-- Begin DATA PROVIDED --

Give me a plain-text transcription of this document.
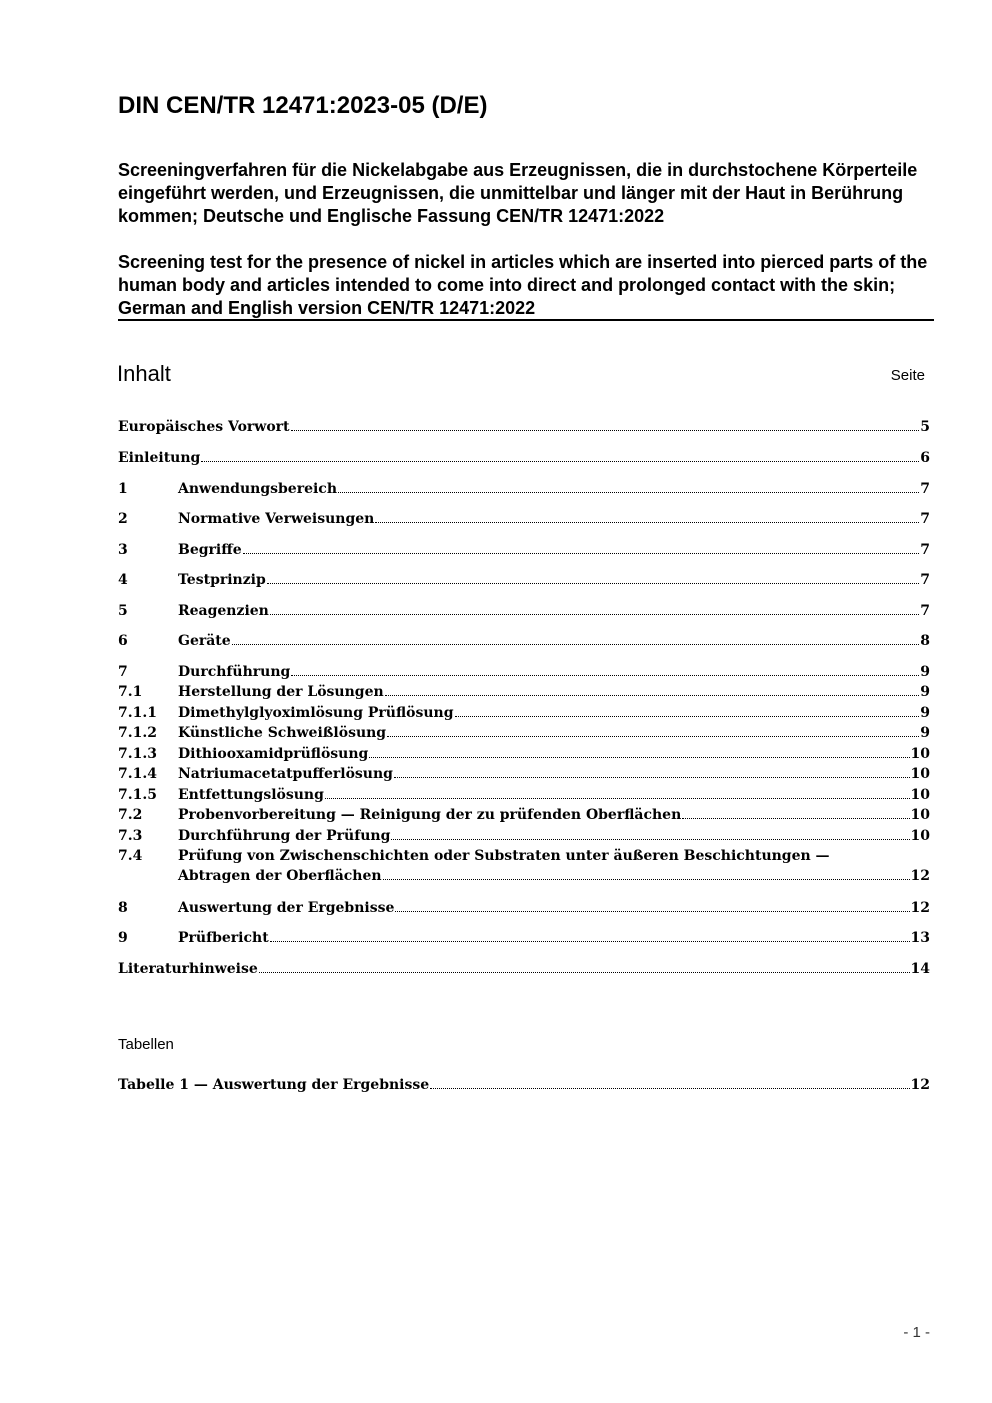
DIN CEN/TR 12471:2023-05 (D/E)

Screeningverfahren für die Nickelabgabe aus Erzeugnissen, die in durchstochene Körperteile eingeführt werden, und Erzeugnissen, die unmittelbar und länger mit der Haut in Berührung kommen; Deutsche und Englische Fassung CEN/TR 12471:2022

Screening test for the presence of nickel in articles which are inserted into pierced parts of the human body and articles intended to come into direct and prolonged contact with the skin; German and English version CEN/TR 12471:2022

Inhalt	Seite
Europäisches Vorwort	5
Einleitung	6
1	Anwendungsbereich	7
2	Normative Verweisungen	7
3	Begriffe	7
4	Testprinzip	7
5	Reagenzien	7
6	Geräte	8
7	Durchführung	9
7.1	Herstellung der Lösungen	9
7.1.1	Dimethylglyoximlösung Prüflösung	9
7.1.2	Künstliche Schweißlösung	9
7.1.3	Dithiooxamidprüflösung	10
7.1.4	Natriumacetatpufferlösung	10
7.1.5	Entfettungslösung	10
7.2	Probenvorbereitung — Reinigung der zu prüfenden Oberflächen	10
7.3	Durchführung der Prüfung	10
7.4	Prüfung von Zwischenschichten oder Substraten unter äußeren Beschichtungen —
Abtragen der Oberflächen	12
8	Auswertung der Ergebnisse	12
9	Prüfbericht	13
Literaturhinweise	14
Tabellen
Tabelle 1 — Auswertung der Ergebnisse	12
- 1 -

-- End DATA PROVIDED --

■ EXERCISE TASK ■
Leave out the pictures and give the listing above again exactly.

■ THE COMPLETED TASK ■
Give me a plain-text transcription of this document.
DIN CEN/TR 12471:2023-05 (D/E)

Screeningverfahren für die Nickelabgabe aus Erzeugnissen, die in durchstochene Körperteile eingeführt werden, und Erzeugnissen, die unmittelbar und länger mit der Haut in Berührung kommen; Deutsche und Englische Fassung CEN/TR 12471:2022

Screening test for the presence of nickel in articles which are inserted into pierced parts of the human body and articles intended to come into direct and prolonged contact with the skin; German and English version CEN/TR 12471:2022

Inhalt	Seite
Europäisches Vorwort	5
Einleitung	6
1	Anwendungsbereich	7
2	Normative Verweisungen	7
3	Begriffe	7
4	Testprinzip	7
5	Reagenzien	7
6	Geräte	8
7	Durchführung	9
7.1	Herstellung der Lösungen	9
7.1.1	Dimethylglyoximlösung Prüflösung	9
7.1.2	Künstliche Schweißlösung	9
7.1.3	Dithiooxamidprüflösung	10
7.1.4	Natriumacetatpufferlösung	10
7.1.5	Entfettungslösung	10
7.2	Probenvorbereitung — Reinigung der zu prüfenden Oberflächen	10
7.3	Durchführung der Prüfung	10
7.4	Prüfung von Zwischenschichten oder Substraten unter äußeren Beschichtungen —
Abtragen der Oberflächen	12
8	Auswertung der Ergebnisse	12
9	Prüfbericht	13
Literaturhinweise	14
Tabellen
Tabelle 1 — Auswertung der Ergebnisse	12
- 1 -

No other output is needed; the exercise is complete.